The B share scheme remains subject to shareholder approval and customary conditions, including no material deterioration in market conditions or the financial position of Aviva.

The record time for entitlement to B shares and the Share Consolidation is expected to be 6.00 p.m. (London time) on 13 May 2022 in respect of the existing ordinary shares, and 5.00 p.m. (New York City time) on 29 March 2022 in respect of the ADSs (the “Record Time”). It is expected that Shareholders entitled to receive payments in respect of the proceeds of the redemption of the B shares will receive payment on or before 31 May 2022, and that ADS holders entitled to receive payments in respect of the proceeds of the redemption of the B shares will receive payment promptly after 6 June 2022.

Publication of shareholder circular

Full details of the proposed return of capital, including the Share Consolidation, and a notice of general meeting of the Company, will be set out in the shareholder circular which is expected to be published on or around 4 April 2022 (and made available on Aviva’s website (www.aviva.com/return-of-capital)) and (where required) posted to Shareholders as soon as practicable thereafter, with the general meeting of the Company to approve the proposed return of capital expected to take place on 9 May 2022.

Today we are delivering on our promise to make a substantial capital return to shareholders as a result of our successful divestment programme. We will have returned in aggregate £4.75 billion by way of the B share scheme and the share buy-back, generating strong value to our shareholders.

- - -

- [YOUR ASSIGNMENT]: Retype the passage on Aviva's proposed return of capital word for word, from start to finish.

- - -

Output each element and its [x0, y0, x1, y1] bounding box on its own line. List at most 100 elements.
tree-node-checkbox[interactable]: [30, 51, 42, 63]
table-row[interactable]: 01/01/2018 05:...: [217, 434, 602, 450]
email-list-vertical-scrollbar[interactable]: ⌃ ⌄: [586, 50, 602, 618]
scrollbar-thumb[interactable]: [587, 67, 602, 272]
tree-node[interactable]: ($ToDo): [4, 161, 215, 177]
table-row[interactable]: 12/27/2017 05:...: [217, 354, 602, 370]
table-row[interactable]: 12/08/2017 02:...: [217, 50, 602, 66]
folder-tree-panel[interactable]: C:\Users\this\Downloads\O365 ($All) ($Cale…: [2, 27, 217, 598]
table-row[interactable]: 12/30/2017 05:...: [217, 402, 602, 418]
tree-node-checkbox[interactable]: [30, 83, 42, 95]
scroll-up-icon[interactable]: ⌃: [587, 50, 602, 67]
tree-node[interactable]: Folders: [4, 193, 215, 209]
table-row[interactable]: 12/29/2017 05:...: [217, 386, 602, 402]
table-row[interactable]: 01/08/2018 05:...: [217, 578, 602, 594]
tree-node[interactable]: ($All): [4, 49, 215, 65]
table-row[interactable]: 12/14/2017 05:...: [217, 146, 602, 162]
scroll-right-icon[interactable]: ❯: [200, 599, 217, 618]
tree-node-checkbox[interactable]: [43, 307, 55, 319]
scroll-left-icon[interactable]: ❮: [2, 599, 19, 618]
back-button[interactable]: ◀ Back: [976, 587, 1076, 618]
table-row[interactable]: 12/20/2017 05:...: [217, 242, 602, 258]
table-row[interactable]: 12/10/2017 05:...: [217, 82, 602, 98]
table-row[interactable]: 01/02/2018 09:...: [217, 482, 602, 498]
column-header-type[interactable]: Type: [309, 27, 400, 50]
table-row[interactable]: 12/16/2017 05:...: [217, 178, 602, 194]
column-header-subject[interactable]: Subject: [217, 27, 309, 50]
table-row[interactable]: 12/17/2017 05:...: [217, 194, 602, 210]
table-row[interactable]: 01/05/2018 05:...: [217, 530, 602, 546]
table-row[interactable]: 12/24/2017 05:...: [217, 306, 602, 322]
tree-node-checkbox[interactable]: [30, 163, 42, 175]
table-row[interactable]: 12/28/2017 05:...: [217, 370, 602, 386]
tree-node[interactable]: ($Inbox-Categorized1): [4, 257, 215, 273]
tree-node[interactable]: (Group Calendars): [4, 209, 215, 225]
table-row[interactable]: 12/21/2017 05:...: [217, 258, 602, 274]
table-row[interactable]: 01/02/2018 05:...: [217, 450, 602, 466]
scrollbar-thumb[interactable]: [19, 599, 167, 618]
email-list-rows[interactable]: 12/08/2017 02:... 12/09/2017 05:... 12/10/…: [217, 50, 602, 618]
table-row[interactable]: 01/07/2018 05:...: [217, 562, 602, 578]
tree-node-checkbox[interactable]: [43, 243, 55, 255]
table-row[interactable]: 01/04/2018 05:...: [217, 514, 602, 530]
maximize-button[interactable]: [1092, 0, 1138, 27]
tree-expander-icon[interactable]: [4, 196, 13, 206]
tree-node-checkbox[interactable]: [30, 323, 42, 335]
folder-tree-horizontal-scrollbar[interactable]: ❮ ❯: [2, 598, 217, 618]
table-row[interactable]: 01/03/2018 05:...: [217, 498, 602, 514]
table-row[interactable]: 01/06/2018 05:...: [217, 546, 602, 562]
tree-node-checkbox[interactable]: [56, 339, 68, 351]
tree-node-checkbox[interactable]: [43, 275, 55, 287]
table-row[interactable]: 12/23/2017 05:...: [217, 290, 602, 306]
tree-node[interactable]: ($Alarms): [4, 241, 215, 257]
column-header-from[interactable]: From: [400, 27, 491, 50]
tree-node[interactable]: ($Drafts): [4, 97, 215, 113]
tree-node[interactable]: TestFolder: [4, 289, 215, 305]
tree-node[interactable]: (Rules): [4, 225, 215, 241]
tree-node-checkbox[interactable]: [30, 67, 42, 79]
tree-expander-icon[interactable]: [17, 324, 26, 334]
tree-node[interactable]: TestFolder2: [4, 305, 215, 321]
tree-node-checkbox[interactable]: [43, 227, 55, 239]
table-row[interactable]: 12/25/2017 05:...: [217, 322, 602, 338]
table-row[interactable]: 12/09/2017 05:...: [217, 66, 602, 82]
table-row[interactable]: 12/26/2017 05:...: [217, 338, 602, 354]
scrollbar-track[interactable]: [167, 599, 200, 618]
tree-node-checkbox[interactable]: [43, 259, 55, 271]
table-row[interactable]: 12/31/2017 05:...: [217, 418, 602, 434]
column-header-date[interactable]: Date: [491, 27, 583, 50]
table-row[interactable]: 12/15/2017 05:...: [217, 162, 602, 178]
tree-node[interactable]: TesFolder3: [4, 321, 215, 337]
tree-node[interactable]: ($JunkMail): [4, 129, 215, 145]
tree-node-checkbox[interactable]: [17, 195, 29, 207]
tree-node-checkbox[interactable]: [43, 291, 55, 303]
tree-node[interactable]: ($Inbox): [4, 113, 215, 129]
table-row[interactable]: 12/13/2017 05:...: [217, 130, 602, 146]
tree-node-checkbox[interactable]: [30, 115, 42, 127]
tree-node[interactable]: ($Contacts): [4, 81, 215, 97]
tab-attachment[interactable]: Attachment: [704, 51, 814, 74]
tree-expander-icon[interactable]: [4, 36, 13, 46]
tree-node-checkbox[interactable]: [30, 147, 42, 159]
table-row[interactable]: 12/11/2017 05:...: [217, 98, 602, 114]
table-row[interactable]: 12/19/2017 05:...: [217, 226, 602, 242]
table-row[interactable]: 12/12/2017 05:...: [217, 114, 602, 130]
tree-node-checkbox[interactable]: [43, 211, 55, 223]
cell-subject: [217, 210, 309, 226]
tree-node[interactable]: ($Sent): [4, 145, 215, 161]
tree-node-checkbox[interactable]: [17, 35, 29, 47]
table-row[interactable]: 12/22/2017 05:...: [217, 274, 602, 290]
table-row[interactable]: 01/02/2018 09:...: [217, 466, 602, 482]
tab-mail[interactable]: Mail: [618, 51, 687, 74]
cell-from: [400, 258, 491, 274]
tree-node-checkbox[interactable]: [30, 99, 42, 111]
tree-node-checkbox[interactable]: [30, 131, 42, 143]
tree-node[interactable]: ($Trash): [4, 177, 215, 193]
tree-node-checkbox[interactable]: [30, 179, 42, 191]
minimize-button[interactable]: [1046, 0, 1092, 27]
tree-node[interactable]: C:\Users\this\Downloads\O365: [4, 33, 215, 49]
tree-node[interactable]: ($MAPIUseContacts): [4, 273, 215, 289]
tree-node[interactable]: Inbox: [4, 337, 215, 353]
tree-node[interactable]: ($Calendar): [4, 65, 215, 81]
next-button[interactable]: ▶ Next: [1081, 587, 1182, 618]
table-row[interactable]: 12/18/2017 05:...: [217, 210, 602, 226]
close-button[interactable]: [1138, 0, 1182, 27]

- - -

- [EXERCISE OUTPUT]:
The B share scheme remains subject to shareholder approval and customary conditions, including no material deterioration in market conditions or the financial position of Aviva.

The record time for entitlement to B shares and the Share Consolidation is expected to be 6.00 p.m. (London time) on 13 May 2022 in respect of the existing ordinary shares, and 5.00 p.m. (New York City time) on 29 March 2022 in respect of the ADSs (the “Record Time”). It is expected that Shareholders entitled to receive payments in respect of the proceeds of the redemption of the B shares will receive payment on or before 31 May 2022, and that ADS holders entitled to receive payments in respect of the proceeds of the redemption of the B shares will receive payment promptly after 6 June 2022.

Publication of shareholder circular

Full details of the proposed return of capital, including the Share Consolidation, and a notice of general meeting of the Company, will be set out in the shareholder circular which is expected to be published on or around 4 April 2022 (and made available on Aviva’s website (www.aviva.com/return-of-capital)) and (where required) posted to Shareholders as soon as practicable thereafter, with the general meeting of the Company to approve the proposed return of capital expected to take place on 9 May 2022.

Today we are delivering on our promise to make a substantial capital return to shareholders as a result of our successful divestment programme. We will have returned in aggregate £4.75 billion by way of the B share scheme and the share buy-back, generating strong value to our shareholders.